What you need to do: Every line with the word "this" in it should be extracted from the data that follows.

Data to process:
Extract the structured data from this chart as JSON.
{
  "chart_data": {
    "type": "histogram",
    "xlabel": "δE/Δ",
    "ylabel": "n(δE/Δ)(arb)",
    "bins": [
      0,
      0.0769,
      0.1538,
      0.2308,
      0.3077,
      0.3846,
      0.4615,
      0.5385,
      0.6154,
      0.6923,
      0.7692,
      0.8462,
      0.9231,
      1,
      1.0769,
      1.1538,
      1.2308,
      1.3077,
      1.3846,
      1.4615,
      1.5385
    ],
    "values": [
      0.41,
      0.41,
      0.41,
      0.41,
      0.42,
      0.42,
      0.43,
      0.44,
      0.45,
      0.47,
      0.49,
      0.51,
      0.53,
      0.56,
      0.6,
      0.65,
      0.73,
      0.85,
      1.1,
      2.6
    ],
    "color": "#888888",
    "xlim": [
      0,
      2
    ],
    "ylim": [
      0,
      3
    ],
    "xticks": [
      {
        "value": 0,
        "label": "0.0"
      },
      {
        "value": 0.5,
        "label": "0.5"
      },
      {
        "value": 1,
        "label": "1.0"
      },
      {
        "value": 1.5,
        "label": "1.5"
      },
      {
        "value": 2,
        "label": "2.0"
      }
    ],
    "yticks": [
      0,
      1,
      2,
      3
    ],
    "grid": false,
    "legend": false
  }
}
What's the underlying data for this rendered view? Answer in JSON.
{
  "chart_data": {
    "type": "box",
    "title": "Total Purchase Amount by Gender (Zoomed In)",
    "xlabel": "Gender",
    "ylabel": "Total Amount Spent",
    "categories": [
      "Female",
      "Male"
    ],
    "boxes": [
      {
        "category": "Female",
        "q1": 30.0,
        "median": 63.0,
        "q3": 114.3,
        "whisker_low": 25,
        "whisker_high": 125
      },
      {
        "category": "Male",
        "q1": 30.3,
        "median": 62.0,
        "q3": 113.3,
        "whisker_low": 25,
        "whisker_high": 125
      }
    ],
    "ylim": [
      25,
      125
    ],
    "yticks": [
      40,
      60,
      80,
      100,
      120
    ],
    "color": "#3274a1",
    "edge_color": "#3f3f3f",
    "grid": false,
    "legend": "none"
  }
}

Answer below:
Extract the structured data from this chart as JSON.
What's the underlying data for this rendered view? Answer in JSON.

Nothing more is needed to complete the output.